* [SET PROBLEM] Determine how many lines of the material hold the string "para" and reply with only that number.

(Some records)

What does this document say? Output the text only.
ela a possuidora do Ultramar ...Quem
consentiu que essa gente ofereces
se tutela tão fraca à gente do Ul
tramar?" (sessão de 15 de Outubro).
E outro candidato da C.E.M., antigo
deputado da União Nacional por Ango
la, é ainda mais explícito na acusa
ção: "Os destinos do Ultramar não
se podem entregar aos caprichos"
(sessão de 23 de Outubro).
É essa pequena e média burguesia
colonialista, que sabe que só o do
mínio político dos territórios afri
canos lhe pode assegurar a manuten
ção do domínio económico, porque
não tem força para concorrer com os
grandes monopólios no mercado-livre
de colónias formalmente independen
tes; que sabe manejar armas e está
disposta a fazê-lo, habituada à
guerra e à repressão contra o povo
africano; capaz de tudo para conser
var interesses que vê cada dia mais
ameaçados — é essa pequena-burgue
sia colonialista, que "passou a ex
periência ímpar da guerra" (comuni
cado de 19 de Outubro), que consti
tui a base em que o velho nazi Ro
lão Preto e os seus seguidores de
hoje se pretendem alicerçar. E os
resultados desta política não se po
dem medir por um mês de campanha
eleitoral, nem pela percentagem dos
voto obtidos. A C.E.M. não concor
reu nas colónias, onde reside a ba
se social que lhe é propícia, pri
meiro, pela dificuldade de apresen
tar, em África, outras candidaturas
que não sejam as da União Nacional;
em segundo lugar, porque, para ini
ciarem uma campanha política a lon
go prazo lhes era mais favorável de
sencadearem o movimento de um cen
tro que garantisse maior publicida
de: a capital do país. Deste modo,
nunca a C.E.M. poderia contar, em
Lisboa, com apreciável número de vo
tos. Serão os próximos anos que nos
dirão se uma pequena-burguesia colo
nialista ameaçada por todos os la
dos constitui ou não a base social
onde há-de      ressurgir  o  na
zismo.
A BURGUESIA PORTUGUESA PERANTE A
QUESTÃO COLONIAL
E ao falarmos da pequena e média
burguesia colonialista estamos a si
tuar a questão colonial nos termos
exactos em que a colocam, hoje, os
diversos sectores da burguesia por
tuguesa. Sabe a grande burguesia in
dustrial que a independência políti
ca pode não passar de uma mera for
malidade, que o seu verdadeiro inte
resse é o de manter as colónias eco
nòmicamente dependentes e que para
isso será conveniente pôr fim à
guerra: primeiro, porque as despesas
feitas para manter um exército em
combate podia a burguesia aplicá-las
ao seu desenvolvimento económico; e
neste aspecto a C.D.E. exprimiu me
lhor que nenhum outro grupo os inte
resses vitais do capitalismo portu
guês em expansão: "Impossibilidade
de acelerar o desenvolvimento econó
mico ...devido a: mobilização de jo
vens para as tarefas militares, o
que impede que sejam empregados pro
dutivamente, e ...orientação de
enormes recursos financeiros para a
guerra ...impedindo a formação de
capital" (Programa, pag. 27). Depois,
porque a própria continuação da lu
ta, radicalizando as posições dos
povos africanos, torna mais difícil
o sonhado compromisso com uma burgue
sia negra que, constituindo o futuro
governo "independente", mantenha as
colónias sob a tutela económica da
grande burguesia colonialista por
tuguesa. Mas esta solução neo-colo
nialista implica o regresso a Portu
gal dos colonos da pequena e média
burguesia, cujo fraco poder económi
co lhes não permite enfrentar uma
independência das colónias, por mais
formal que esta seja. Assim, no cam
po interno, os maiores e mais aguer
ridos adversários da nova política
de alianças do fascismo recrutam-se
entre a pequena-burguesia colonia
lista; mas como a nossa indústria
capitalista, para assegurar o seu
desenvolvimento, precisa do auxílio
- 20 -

* [ANSWER TO THIS EXERCISE] 8